Every entry below must be repeated exactly; skip the pictures.

(Data records)

________________________

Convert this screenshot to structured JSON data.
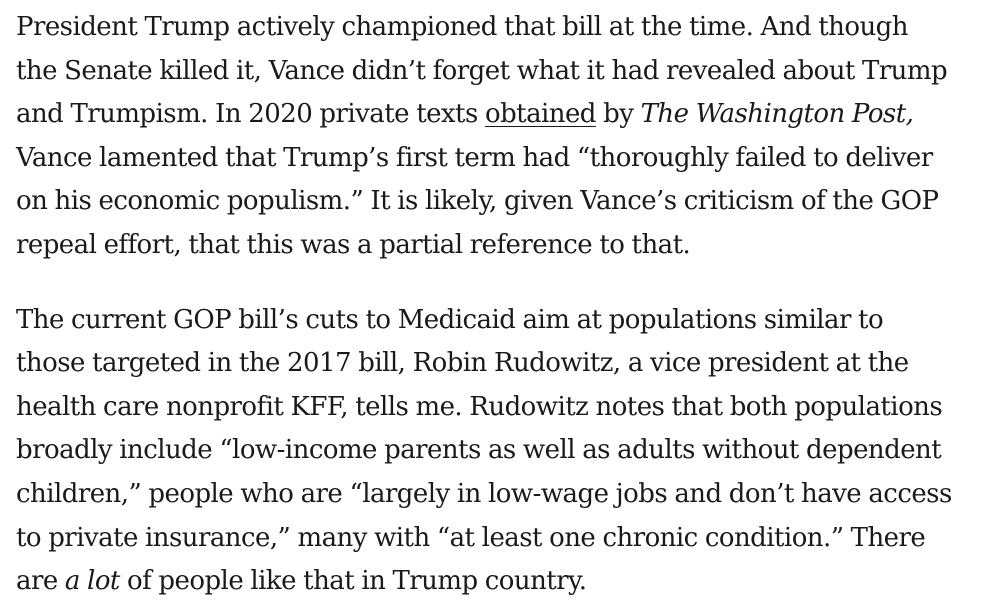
{
  "article": {
    "paragraph1": {
      "line1": "President Trump actively championed that bill at the time. And though",
      "line2": "the Senate killed it, Vance didn’t forget what it had revealed about Trump",
      "line3_before_link": "and Trumpism. In 2020 private texts ",
      "line3_link": "obtained",
      "line3_middle": " by ",
      "line3_publication": "The Washington Post,",
      "line4": "Vance lamented that Trump’s first term had “thoroughly failed to deliver",
      "line5": "on his economic populism.” It is likely, given Vance’s criticism of the GOP",
      "line6": "repeal effort, that this was a partial reference to that."
    },
    "paragraph2": {
      "line1": "The current GOP bill’s cuts to Medicaid aim at populations similar to",
      "line2": "those targeted in the 2017 bill, Robin Rudowitz, a vice president at the",
      "line3": "health care nonprofit KFF, tells me. Rudowitz notes that both populations",
      "line4": "broadly include “low-income parents as well as adults without dependent",
      "line5": "children,” people who are “largely in low-wage jobs and don’t have access",
      "line6": "to private insurance,” many with “at least one chronic condition.” There",
      "line7_before_em": "are ",
      "line7_em": "a lot",
      "line7_after_em": " of people like that in Trump country."
    }
  }
}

________________________

Exercise solution →
Convert this screenshot to structured JSON data.
{
  "article": {
    "paragraph1": {
      "line1": "President Trump actively championed that bill at the time. And though",
      "line2": "the Senate killed it, Vance didn’t forget what it had revealed about Trump",
      "line3_before_link": "and Trumpism. In 2020 private texts ",
      "line3_link": "obtained",
      "line3_middle": " by ",
      "line3_publication": "The Washington Post,",
      "line4": "Vance lamented that Trump’s first term had “thoroughly failed to deliver",
      "line5": "on his economic populism.” It is likely, given Vance’s criticism of the GOP",
      "line6": "repeal effort, that this was a partial reference to that."
    },
    "paragraph2": {
      "line1": "The current GOP bill’s cuts to Medicaid aim at populations similar to",
      "line2": "those targeted in the 2017 bill, Robin Rudowitz, a vice president at the",
      "line3": "health care nonprofit KFF, tells me. Rudowitz notes that both populations",
      "line4": "broadly include “low-income parents as well as adults without dependent",
      "line5": "children,” people who are “largely in low-wage jobs and don’t have access",
      "line6": "to private insurance,” many with “at least one chronic condition.” There",
      "line7_before_em": "are ",
      "line7_em": "a lot",
      "line7_after_em": " of people like that in Trump country."
    }
  }
}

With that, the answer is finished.